Required work =>
Filter this material down to the lines that hold "Vaaningshuse", copying each one.
********************
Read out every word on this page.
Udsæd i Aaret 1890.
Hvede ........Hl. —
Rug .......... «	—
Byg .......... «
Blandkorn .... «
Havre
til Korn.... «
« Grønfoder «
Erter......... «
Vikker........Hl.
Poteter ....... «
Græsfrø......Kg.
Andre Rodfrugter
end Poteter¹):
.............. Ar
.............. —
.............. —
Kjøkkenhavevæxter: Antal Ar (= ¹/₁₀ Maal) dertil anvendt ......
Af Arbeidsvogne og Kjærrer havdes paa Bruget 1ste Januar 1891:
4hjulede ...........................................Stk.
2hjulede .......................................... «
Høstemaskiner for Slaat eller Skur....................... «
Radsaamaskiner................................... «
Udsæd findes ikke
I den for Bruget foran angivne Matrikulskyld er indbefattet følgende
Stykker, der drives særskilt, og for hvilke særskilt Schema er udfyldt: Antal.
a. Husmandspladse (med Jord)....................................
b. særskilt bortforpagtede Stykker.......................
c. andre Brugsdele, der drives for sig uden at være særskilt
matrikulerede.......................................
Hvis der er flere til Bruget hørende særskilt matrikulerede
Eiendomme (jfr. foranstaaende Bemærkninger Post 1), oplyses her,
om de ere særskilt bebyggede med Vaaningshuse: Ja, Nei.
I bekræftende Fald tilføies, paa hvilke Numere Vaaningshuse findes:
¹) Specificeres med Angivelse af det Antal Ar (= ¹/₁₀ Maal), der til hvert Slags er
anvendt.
********************
Reply to the task =>
om de ere særskilt bebyggede med Vaaningshuse: Ja, Nei.
I bekræftende Fald tilføies, paa hvilke Numere Vaaningshuse findes:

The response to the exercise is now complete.